[Begin Available data]
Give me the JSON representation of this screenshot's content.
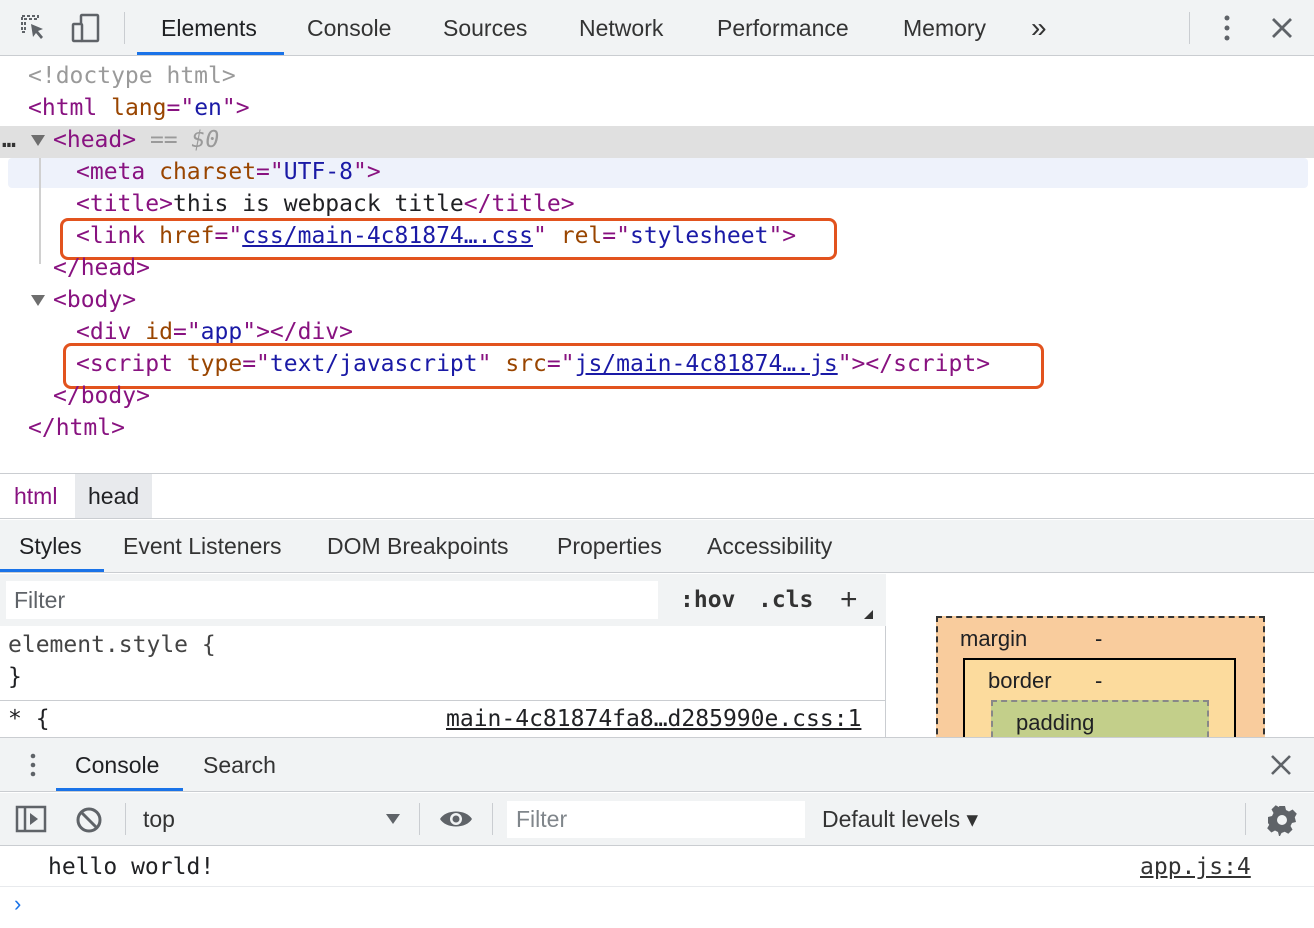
{
  "toolbar": {
    "tabs": [
      "Elements",
      "Console",
      "Sources",
      "Network",
      "Performance",
      "Memory"
    ],
    "more": "»",
    "colors": {
      "active_tab_underline": "#1a73e8"
    }
  },
  "elements": {
    "doctype": "<!doctype html>",
    "html_open": {
      "tag": "html",
      "attr": "lang",
      "value": "en"
    },
    "head": {
      "tag": "head",
      "suffix": " == $0",
      "ellipsis": "…"
    },
    "meta": {
      "tag": "meta",
      "attr": "charset",
      "value": "UTF-8"
    },
    "title": {
      "tag": "title",
      "text": "this is webpack title"
    },
    "link": {
      "tag": "link",
      "attr1": "href",
      "value1": "css/main-4c81874….css",
      "attr2": "rel",
      "value2": "stylesheet"
    },
    "head_close": "</head>",
    "body_open": "body",
    "div": {
      "tag": "div",
      "attr": "id",
      "value": "app"
    },
    "script": {
      "tag": "script",
      "attr1": "type",
      "value1": "text/javascript",
      "attr2": "src",
      "value2": "js/main-4c81874….js"
    },
    "body_close": "</body>",
    "html_close": "</html>",
    "highlight_color": "#e2531e"
  },
  "breadcrumb": [
    "html",
    "head"
  ],
  "subtabs": [
    "Styles",
    "Event Listeners",
    "DOM Breakpoints",
    "Properties",
    "Accessibility"
  ],
  "styles": {
    "filter_placeholder": "Filter",
    "hov": ":hov",
    "cls": ".cls",
    "add": "+",
    "rule1_selector": "element.style {",
    "rule1_close": "}",
    "rule2_selector": "* {",
    "rule2_source": "main-4c81874fa8…d285990e.css:1"
  },
  "boxmodel": {
    "margin": "margin",
    "margin_val": "-",
    "border": "border",
    "border_val": "-",
    "padding": "padding"
  },
  "drawer": {
    "tabs": [
      "Console",
      "Search"
    ],
    "context": "top",
    "filter_placeholder": "Filter",
    "levels": "Default levels ▾",
    "message": "hello world!",
    "message_source": "app.js:4",
    "prompt": "›"
  }
}
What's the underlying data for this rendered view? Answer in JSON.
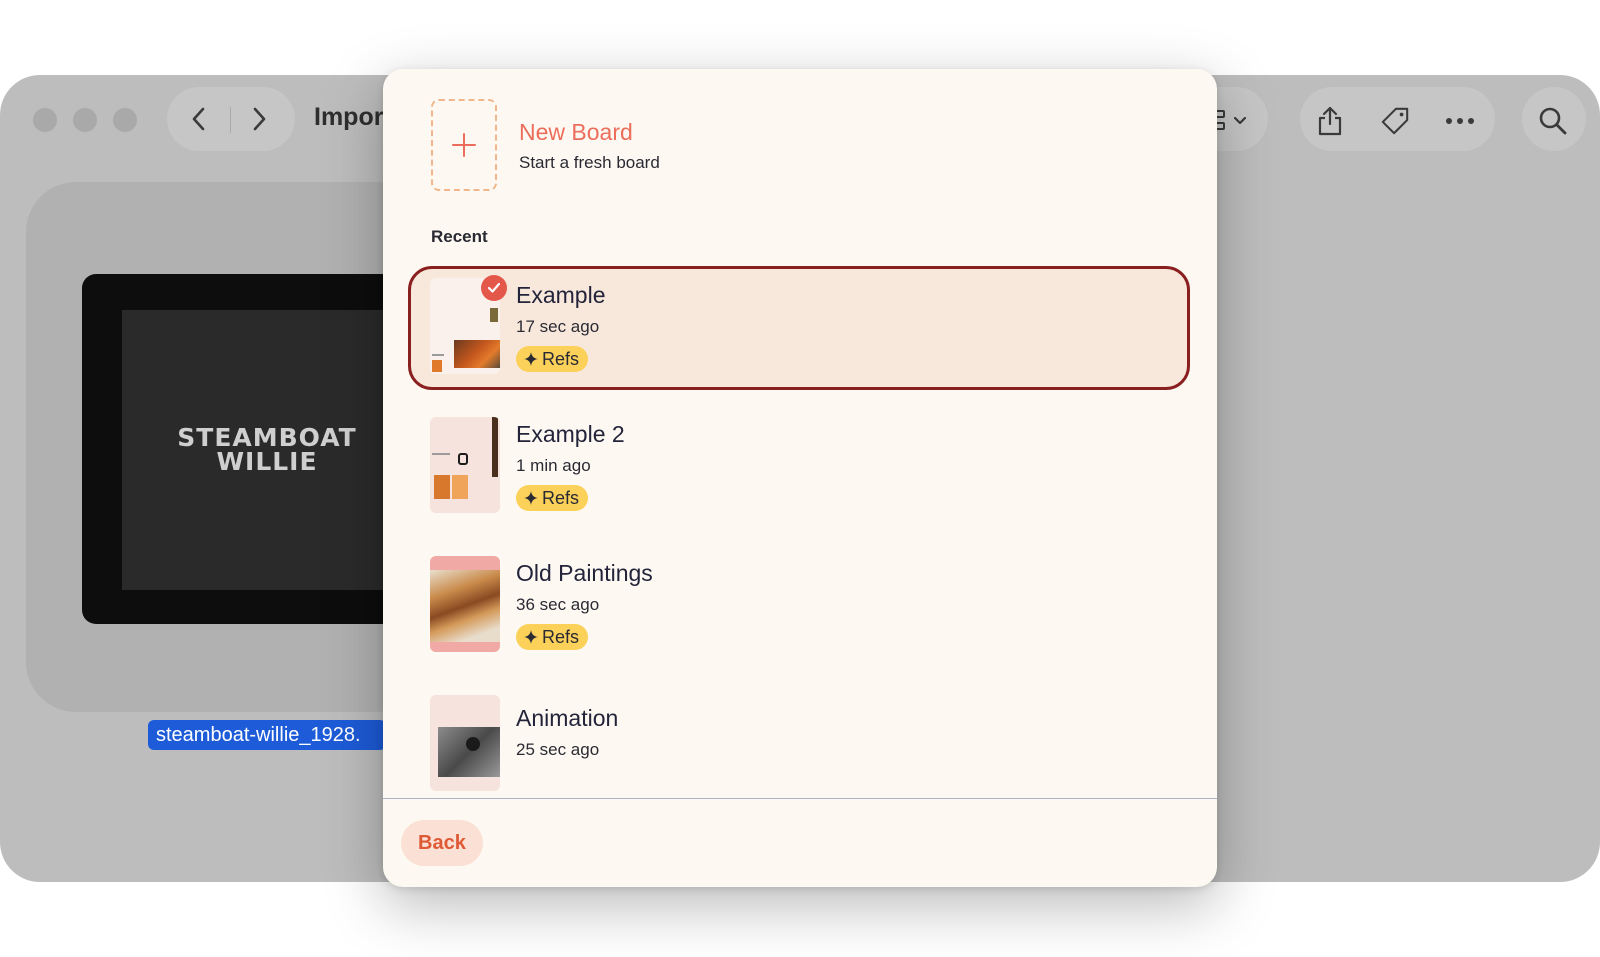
{
  "window": {
    "title": "Impor",
    "filename": "steamboat-willie_1928.",
    "thumbnail_text": [
      "STEAMBOAT",
      "WILLIE"
    ]
  },
  "popover": {
    "new_board": {
      "title": "New Board",
      "subtitle": "Start a fresh board",
      "icon": "plus-icon"
    },
    "recent_label": "Recent",
    "boards": [
      {
        "name": "Example",
        "time": "17 sec ago",
        "badge": "Refs",
        "selected": true
      },
      {
        "name": "Example 2",
        "time": "1 min ago",
        "badge": "Refs",
        "selected": false
      },
      {
        "name": "Old Paintings",
        "time": "36 sec ago",
        "badge": "Refs",
        "selected": false
      },
      {
        "name": "Animation",
        "time": "25 sec ago",
        "badge": null,
        "selected": false
      }
    ],
    "back_label": "Back"
  },
  "colors": {
    "accent": "#ec6d5b",
    "selected_border": "#8a1f1f",
    "badge": "#fbd15a",
    "selection_blue": "#1d5bd8"
  }
}
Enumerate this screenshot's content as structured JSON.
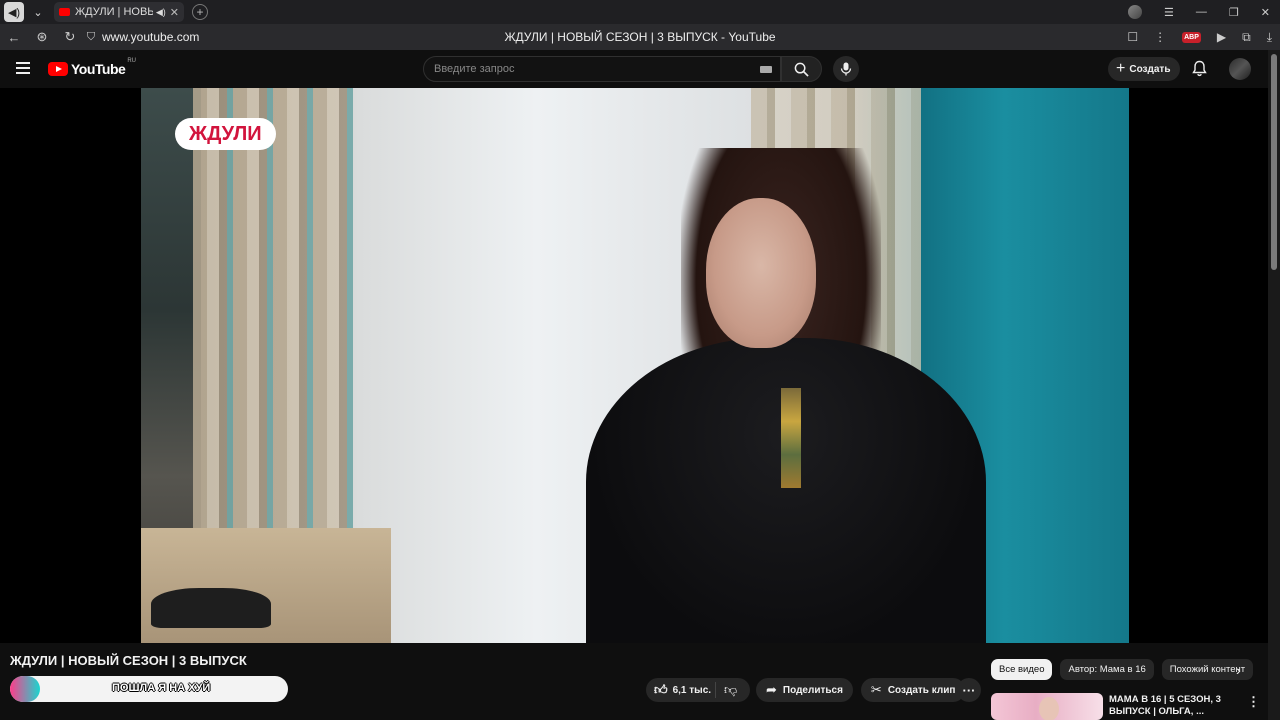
{
  "browser": {
    "tab_title": "ЖДУЛИ | НОВЫЙ С",
    "url": "www.youtube.com",
    "window_title": "ЖДУЛИ | НОВЫЙ СЕЗОН | 3 ВЫПУСК - YouTube",
    "abp_label": "ABP"
  },
  "youtube": {
    "logo_text": "YouTube",
    "country_code": "RU",
    "search_placeholder": "Введите запрос",
    "create_label": "Создать"
  },
  "video": {
    "badge": "ЖДУЛИ",
    "title": "ЖДУЛИ | НОВЫЙ СЕЗОН | 3 ВЫПУСК",
    "channel_overlay_text": "ПОШЛА Я НА ХУЙ",
    "channel_hidden": "Мама в 16"
  },
  "actions": {
    "likes": "6,1 тыс.",
    "share": "Поделиться",
    "clip": "Создать клип"
  },
  "chips": [
    "Все видео",
    "Автор: Мама в 16",
    "Похожий контент"
  ],
  "recommendation": {
    "title": "МАМА В 16 | 5 СЕЗОН, 3 ВЫПУСК | ОЛЬГА, ..."
  }
}
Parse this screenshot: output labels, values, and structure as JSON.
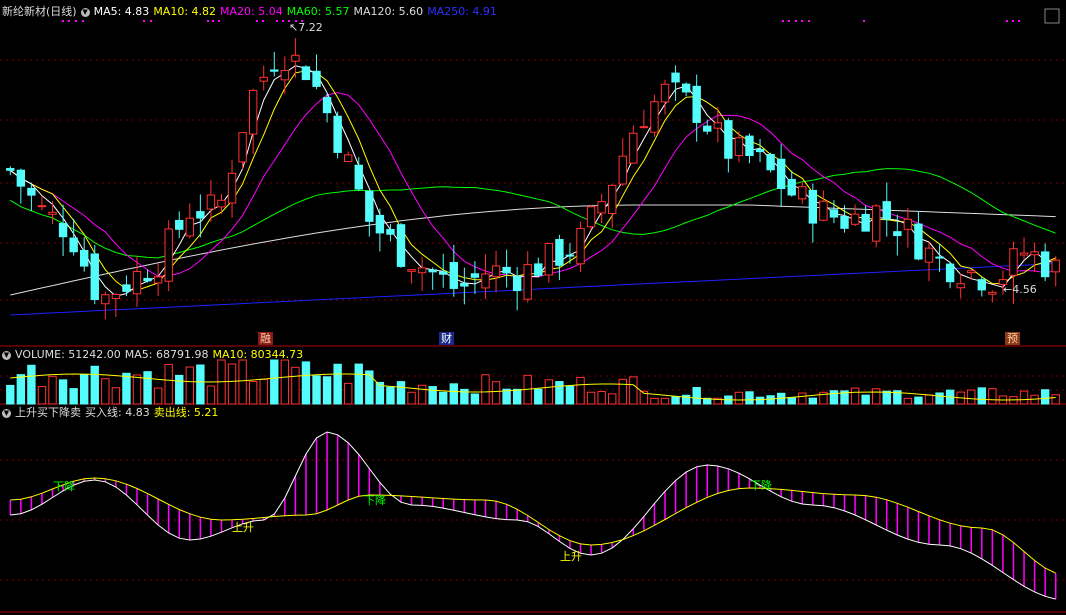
{
  "main_header": {
    "title": "新纶新材(日线)",
    "ma": [
      {
        "label": "MA5: 4.83",
        "color": "#ffffff"
      },
      {
        "label": "MA10: 4.82",
        "color": "#ffff00"
      },
      {
        "label": "MA20: 5.04",
        "color": "#ff00ff"
      },
      {
        "label": "MA60: 5.57",
        "color": "#00ff00"
      },
      {
        "label": "MA120: 5.60",
        "color": "#dddddd"
      },
      {
        "label": "MA250: 4.91",
        "color": "#2020ff"
      }
    ]
  },
  "volume_header": {
    "title": "VOLUME: 51242.00",
    "ma5": "MA5: 68791.98",
    "ma10": "MA10: 80344.73"
  },
  "indicator_header": {
    "title": "上升买下降卖",
    "buy": "买入线: 4.83",
    "sell": "卖出线: 5.21"
  },
  "price_annotations": {
    "high": "7.22",
    "low": "4.56"
  },
  "event_tags": [
    "融",
    "财",
    "预"
  ],
  "signal_labels": [
    "下降",
    "上升",
    "下降",
    "上升",
    "下降"
  ],
  "colors": {
    "up": "#ff3232",
    "down": "#54fcfc",
    "ma5": "#ffffff",
    "ma10": "#ffff00",
    "ma20": "#ff00ff",
    "ma60": "#00ff00",
    "ma120": "#dddddd",
    "ma250": "#2020ff",
    "grid": "#7a0000",
    "signal_up": "#ffff00",
    "signal_down": "#00ff00"
  },
  "chart_data": [
    {
      "type": "candlestick",
      "title": "新纶新材(日线)",
      "days": 100,
      "high": 7.22,
      "low": 4.56,
      "ohlc_anchor_closes": [
        5.9,
        5.5,
        5.3,
        4.6,
        4.8,
        5.0,
        5.5,
        5.5,
        6.6,
        7.1,
        6.9,
        6.2,
        5.4,
        5.1,
        4.9,
        4.7,
        4.9,
        4.85,
        5.0,
        5.15,
        5.7,
        6.4,
        6.7,
        6.5,
        6.1,
        6.0,
        5.7,
        5.5,
        5.4,
        5.5,
        5.3,
        5.0,
        4.9,
        4.8,
        5.1,
        4.9
      ]
    },
    {
      "type": "bar",
      "title": "VOLUME",
      "ma5": 68791.98,
      "ma10": 80344.73,
      "last": 51242.0
    },
    {
      "type": "line",
      "title": "上升买下降卖",
      "buy_line": 4.83,
      "sell_line": 5.21
    }
  ]
}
[End Available data]
• _Aim_
Leave the pictures out and output the rest of the listing exactly.

• _Response below_
Give me the JSON representation of this screenshot's content.
{
  "toolbar": {
    "tabs": [
      "Elements",
      "Console",
      "Sources",
      "Network",
      "Performance",
      "Memory"
    ],
    "more": "»",
    "colors": {
      "active_tab_underline": "#1a73e8"
    }
  },
  "elements": {
    "doctype": "<!doctype html>",
    "html_open": {
      "tag": "html",
      "attr": "lang",
      "value": "en"
    },
    "head": {
      "tag": "head",
      "suffix": " == $0",
      "ellipsis": "…"
    },
    "meta": {
      "tag": "meta",
      "attr": "charset",
      "value": "UTF-8"
    },
    "title": {
      "tag": "title",
      "text": "this is webpack title"
    },
    "link": {
      "tag": "link",
      "attr1": "href",
      "value1": "css/main-4c81874….css",
      "attr2": "rel",
      "value2": "stylesheet"
    },
    "head_close": "</head>",
    "body_open": "body",
    "div": {
      "tag": "div",
      "attr": "id",
      "value": "app"
    },
    "script": {
      "tag": "script",
      "attr1": "type",
      "value1": "text/javascript",
      "attr2": "src",
      "value2": "js/main-4c81874….js"
    },
    "body_close": "</body>",
    "html_close": "</html>",
    "highlight_color": "#e2531e"
  },
  "breadcrumb": [
    "html",
    "head"
  ],
  "subtabs": [
    "Styles",
    "Event Listeners",
    "DOM Breakpoints",
    "Properties",
    "Accessibility"
  ],
  "styles": {
    "filter_placeholder": "Filter",
    "hov": ":hov",
    "cls": ".cls",
    "add": "+",
    "rule1_selector": "element.style {",
    "rule1_close": "}",
    "rule2_selector": "* {",
    "rule2_source": "main-4c81874fa8…d285990e.css:1"
  },
  "boxmodel": {
    "margin": "margin",
    "margin_val": "-",
    "border": "border",
    "border_val": "-",
    "padding": "padding"
  },
  "drawer": {
    "tabs": [
      "Console",
      "Search"
    ],
    "context": "top",
    "filter_placeholder": "Filter",
    "levels": "Default levels ▾",
    "message": "hello world!",
    "message_source": "app.js:4",
    "prompt": "›"
  }
}
What's the underlying data for this rendered view? Answer in JSON.
{
  "window": {
    "title": "Impor",
    "filename": "steamboat-willie_1928.",
    "thumbnail_text": [
      "STEAMBOAT",
      "WILLIE"
    ]
  },
  "popover": {
    "new_board": {
      "title": "New Board",
      "subtitle": "Start a fresh board",
      "icon": "plus-icon"
    },
    "recent_label": "Recent",
    "boards": [
      {
        "name": "Example",
        "time": "17 sec ago",
        "badge": "Refs",
        "selected": true
      },
      {
        "name": "Example 2",
        "time": "1 min ago",
        "badge": "Refs",
        "selected": false
      },
      {
        "name": "Old Paintings",
        "time": "36 sec ago",
        "badge": "Refs",
        "selected": false
      },
      {
        "name": "Animation",
        "time": "25 sec ago",
        "badge": null,
        "selected": false
      }
    ],
    "back_label": "Back"
  },
  "colors": {
    "accent": "#ec6d5b",
    "selected_border": "#8a1f1f",
    "badge": "#fbd15a",
    "selection_blue": "#1d5bd8"
  }
}
Enumerate this screenshot's content as structured JSON.
{
  "browser": {
    "tab_title": "ЖДУЛИ | НОВЫЙ С",
    "url": "www.youtube.com",
    "window_title": "ЖДУЛИ | НОВЫЙ СЕЗОН | 3 ВЫПУСК - YouTube",
    "abp_label": "ABP"
  },
  "youtube": {
    "logo_text": "YouTube",
    "country_code": "RU",
    "search_placeholder": "Введите запрос",
    "create_label": "Создать"
  },
  "video": {
    "badge": "ЖДУЛИ",
    "title": "ЖДУЛИ | НОВЫЙ СЕЗОН | 3 ВЫПУСК",
    "channel_overlay_text": "ПОШЛА Я НА ХУЙ",
    "channel_hidden": "Мама в 16"
  },
  "actions": {
    "likes": "6,1 тыс.",
    "share": "Поделиться",
    "clip": "Создать клип"
  },
  "chips": [
    "Все видео",
    "Автор: Мама в 16",
    "Похожий контент"
  ],
  "recommendation": {
    "title": "МАМА В 16 | 5 СЕЗОН, 3 ВЫПУСК | ОЛЬГА, ..."
  }
}
Parse this screenshot: output labels, values, and structure as JSON.
{
  "main_header": {
    "title": "新纶新材(日线)",
    "ma": [
      {
        "label": "MA5: 4.83",
        "color": "#ffffff"
      },
      {
        "label": "MA10: 4.82",
        "color": "#ffff00"
      },
      {
        "label": "MA20: 5.04",
        "color": "#ff00ff"
      },
      {
        "label": "MA60: 5.57",
        "color": "#00ff00"
      },
      {
        "label": "MA120: 5.60",
        "color": "#dddddd"
      },
      {
        "label": "MA250: 4.91",
        "color": "#2020ff"
      }
    ]
  },
  "volume_header": {
    "title": "VOLUME: 51242.00",
    "ma5": "MA5: 68791.98",
    "ma10": "MA10: 80344.73"
  },
  "indicator_header": {
    "title": "上升买下降卖",
    "buy": "买入线: 4.83",
    "sell": "卖出线: 5.21"
  },
  "price_annotations": {
    "high": "7.22",
    "low": "4.56"
  },
  "event_tags": [
    "融",
    "财",
    "预"
  ],
  "signal_labels": [
    "下降",
    "上升",
    "下降",
    "上升",
    "下降"
  ],
  "colors": {
    "up": "#ff3232",
    "down": "#54fcfc",
    "ma5": "#ffffff",
    "ma10": "#ffff00",
    "ma20": "#ff00ff",
    "ma60": "#00ff00",
    "ma120": "#dddddd",
    "ma250": "#2020ff",
    "grid": "#7a0000",
    "signal_up": "#ffff00",
    "signal_down": "#00ff00"
  },
  "chart_data": [
    {
      "type": "candlestick",
      "title": "新纶新材(日线)",
      "days": 100,
      "high": 7.22,
      "low": 4.56,
      "ohlc_anchor_closes": [
        5.9,
        5.5,
        5.3,
        4.6,
        4.8,
        5.0,
        5.5,
        5.5,
        6.6,
        7.1,
        6.9,
        6.2,
        5.4,
        5.1,
        4.9,
        4.7,
        4.9,
        4.85,
        5.0,
        5.15,
        5.7,
        6.4,
        6.7,
        6.5,
        6.1,
        6.0,
        5.7,
        5.5,
        5.4,
        5.5,
        5.3,
        5.0,
        4.9,
        4.8,
        5.1,
        4.9
      ]
    },
    {
      "type": "bar",
      "title": "VOLUME",
      "ma5": 68791.98,
      "ma10": 80344.73,
      "last": 51242.0
    },
    {
      "type": "line",
      "title": "上升买下降卖",
      "buy_line": 4.83,
      "sell_line": 5.21
    }
  ]
}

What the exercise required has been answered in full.